**Job**
Retype all of the entries word for word.

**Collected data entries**

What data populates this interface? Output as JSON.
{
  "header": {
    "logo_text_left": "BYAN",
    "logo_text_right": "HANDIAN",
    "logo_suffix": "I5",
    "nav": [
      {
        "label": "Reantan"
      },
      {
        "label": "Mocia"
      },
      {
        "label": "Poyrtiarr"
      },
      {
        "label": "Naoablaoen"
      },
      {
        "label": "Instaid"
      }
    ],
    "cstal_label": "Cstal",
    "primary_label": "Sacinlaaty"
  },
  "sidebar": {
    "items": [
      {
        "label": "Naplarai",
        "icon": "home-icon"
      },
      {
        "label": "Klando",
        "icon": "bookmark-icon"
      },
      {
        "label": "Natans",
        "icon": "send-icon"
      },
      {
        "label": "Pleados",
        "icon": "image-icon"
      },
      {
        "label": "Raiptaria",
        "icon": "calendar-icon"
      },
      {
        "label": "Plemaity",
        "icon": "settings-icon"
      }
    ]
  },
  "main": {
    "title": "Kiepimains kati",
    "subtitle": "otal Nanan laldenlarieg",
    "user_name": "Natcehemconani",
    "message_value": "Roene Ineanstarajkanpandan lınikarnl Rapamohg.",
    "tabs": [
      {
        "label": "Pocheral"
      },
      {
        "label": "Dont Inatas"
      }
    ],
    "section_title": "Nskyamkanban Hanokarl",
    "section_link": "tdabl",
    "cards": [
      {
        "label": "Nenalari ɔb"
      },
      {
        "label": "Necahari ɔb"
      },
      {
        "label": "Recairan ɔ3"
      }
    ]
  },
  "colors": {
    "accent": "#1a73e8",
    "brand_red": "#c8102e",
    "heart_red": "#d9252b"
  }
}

**The reply**
What data populates this interface? Output as JSON.
{
  "header": {
    "logo_text_left": "BYAN",
    "logo_text_right": "HANDIAN",
    "logo_suffix": "I5",
    "nav": [
      {
        "label": "Reantan"
      },
      {
        "label": "Mocia"
      },
      {
        "label": "Poyrtiarr"
      },
      {
        "label": "Naoablaoen"
      },
      {
        "label": "Instaid"
      }
    ],
    "cstal_label": "Cstal",
    "primary_label": "Sacinlaaty"
  },
  "sidebar": {
    "items": [
      {
        "label": "Naplarai",
        "icon": "home-icon"
      },
      {
        "label": "Klando",
        "icon": "bookmark-icon"
      },
      {
        "label": "Natans",
        "icon": "send-icon"
      },
      {
        "label": "Pleados",
        "icon": "image-icon"
      },
      {
        "label": "Raiptaria",
        "icon": "calendar-icon"
      },
      {
        "label": "Plemaity",
        "icon": "settings-icon"
      }
    ]
  },
  "main": {
    "title": "Kiepimains kati",
    "subtitle": "otal Nanan laldenlarieg",
    "user_name": "Natcehemconani",
    "message_value": "Roene Ineanstarajkanpandan lınikarnl Rapamohg.",
    "tabs": [
      {
        "label": "Pocheral"
      },
      {
        "label": "Dont Inatas"
      }
    ],
    "section_title": "Nskyamkanban Hanokarl",
    "section_link": "tdabl",
    "cards": [
      {
        "label": "Nenalari ɔb"
      },
      {
        "label": "Necahari ɔb"
      },
      {
        "label": "Recairan ɔ3"
      }
    ]
  },
  "colors": {
    "accent": "#1a73e8",
    "brand_red": "#c8102e",
    "heart_red": "#d9252b"
  }
}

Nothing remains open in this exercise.